**Exercise details**
Retype each entry below exactly as it stands.

(Stored records)
● ● ● ● ●

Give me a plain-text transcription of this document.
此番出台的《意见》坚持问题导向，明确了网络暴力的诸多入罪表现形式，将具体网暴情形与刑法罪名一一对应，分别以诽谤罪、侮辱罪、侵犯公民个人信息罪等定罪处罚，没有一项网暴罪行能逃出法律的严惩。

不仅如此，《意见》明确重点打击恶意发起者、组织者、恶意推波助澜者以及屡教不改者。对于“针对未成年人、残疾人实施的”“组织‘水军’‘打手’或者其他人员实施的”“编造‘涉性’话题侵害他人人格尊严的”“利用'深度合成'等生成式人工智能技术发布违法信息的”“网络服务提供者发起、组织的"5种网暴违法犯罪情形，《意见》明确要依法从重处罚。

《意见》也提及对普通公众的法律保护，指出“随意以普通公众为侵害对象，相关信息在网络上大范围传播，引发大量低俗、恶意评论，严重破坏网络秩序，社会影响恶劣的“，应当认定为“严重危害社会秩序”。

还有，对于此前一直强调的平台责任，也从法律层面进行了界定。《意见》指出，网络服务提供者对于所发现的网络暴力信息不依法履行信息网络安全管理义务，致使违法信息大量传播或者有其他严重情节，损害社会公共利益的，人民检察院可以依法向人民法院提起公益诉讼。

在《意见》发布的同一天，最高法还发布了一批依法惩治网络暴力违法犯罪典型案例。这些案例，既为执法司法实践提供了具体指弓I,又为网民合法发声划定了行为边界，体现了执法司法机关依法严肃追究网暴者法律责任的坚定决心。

● ● ● ● ●

**Exercise result**
Give me a plain-text transcription of this document.
此番出台的《意见》坚持问题导向，明确了网络暴力的诸多入罪表现形式，将具体网暴情形与刑法罪名一一对应，分别以诽谤罪、侮辱罪、侵犯公民个人信息罪等定罪处罚，没有一项网暴罪行能逃出法律的严惩。

不仅如此，《意见》明确重点打击恶意发起者、组织者、恶意推波助澜者以及屡教不改者。对于“针对未成年人、残疾人实施的”“组织‘水军’‘打手’或者其他人员实施的”“编造‘涉性’话题侵害他人人格尊严的”“利用'深度合成'等生成式人工智能技术发布违法信息的”“网络服务提供者发起、组织的"5种网暴违法犯罪情形，《意见》明确要依法从重处罚。

《意见》也提及对普通公众的法律保护，指出“随意以普通公众为侵害对象，相关信息在网络上大范围传播，引发大量低俗、恶意评论，严重破坏网络秩序，社会影响恶劣的“，应当认定为“严重危害社会秩序”。

还有，对于此前一直强调的平台责任，也从法律层面进行了界定。《意见》指出，网络服务提供者对于所发现的网络暴力信息不依法履行信息网络安全管理义务，致使违法信息大量传播或者有其他严重情节，损害社会公共利益的，人民检察院可以依法向人民法院提起公益诉讼。

在《意见》发布的同一天，最高法还发布了一批依法惩治网络暴力违法犯罪典型案例。这些案例，既为执法司法实践提供了具体指弓I,又为网民合法发声划定了行为边界，体现了执法司法机关依法严肃追究网暴者法律责任的坚定决心。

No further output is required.